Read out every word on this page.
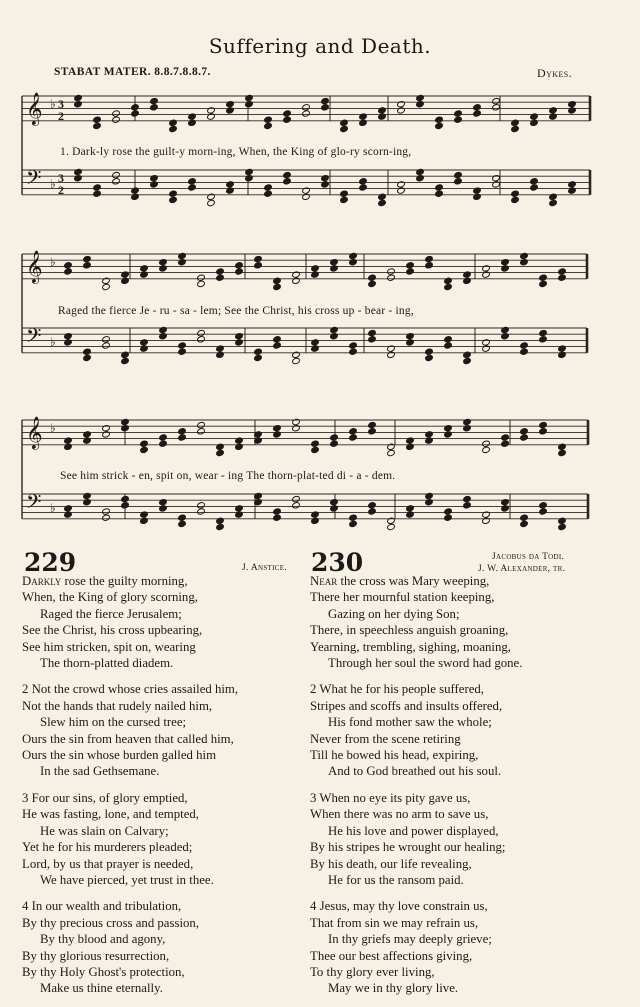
Suffering and Death.
STABAT MATER. 8.8.7.8.8.7.	Dykes.
𝄞
𝄢
♭
♭
3
2
3
2
𝄞
𝄢
♭
♭
𝄞
𝄢
♭
♭
1. Dark-ly rose the guilt-y morn-ing, When, the King of glo-ry scorn-ing,
Raged the fierce Je - ru - sa - lem; See the Christ, his cross up - bear - ing,
See him strick - en, spit on, wear - ing The thorn-plat-ted di - a - dem.
229	J. Anstice. 230	Jacobus da Todi.
J. W. Alexander, tr.
Darkly rose the guilty morning,
When, the King of glory scorning,
Raged the fierce Jerusalem;
See the Christ, his cross upbearing,
See him stricken, spit on, wearing
The thorn-platted diadem.
2 Not the crowd whose cries assailed him,
Not the hands that rudely nailed him,
Slew him on the cursed tree;
Ours the sin from heaven that called him,
Ours the sin whose burden galled him
In the sad Gethsemane.
3 For our sins, of glory emptied,
He was fasting, lone, and tempted,
He was slain on Calvary;
Yet he for his murderers pleaded;
Lord, by us that prayer is needed,
We have pierced, yet trust in thee.
4 In our wealth and tribulation,
By thy precious cross and passion,
By thy blood and agony,
By thy glorious resurrection,
By thy Holy Ghost's protection,
Make us thine eternally.
Near the cross was Mary weeping,
There her mournful station keeping,
Gazing on her dying Son;
There, in speechless anguish groaning,
Yearning, trembling, sighing, moaning,
Through her soul the sword had gone.
2 What he for his people suffered,
Stripes and scoffs and insults offered,
His fond mother saw the whole;
Never from the scene retiring
Till he bowed his head, expiring,
And to God breathed out his soul.
3 When no eye its pity gave us,
When there was no arm to save us,
He his love and power displayed,
By his stripes he wrought our healing;
By his death, our life revealing,
He for us the ransom paid.
4 Jesus, may thy love constrain us,
That from sin we may refrain us,
In thy griefs may deeply grieve;
Thee our best affections giving,
To thy glory ever living,
May we in thy glory live.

> [Work to be completed]: Within the listing above, work out how many lines contain the string "Raged", and reply with that number only.

> [Answer to this problem]: 2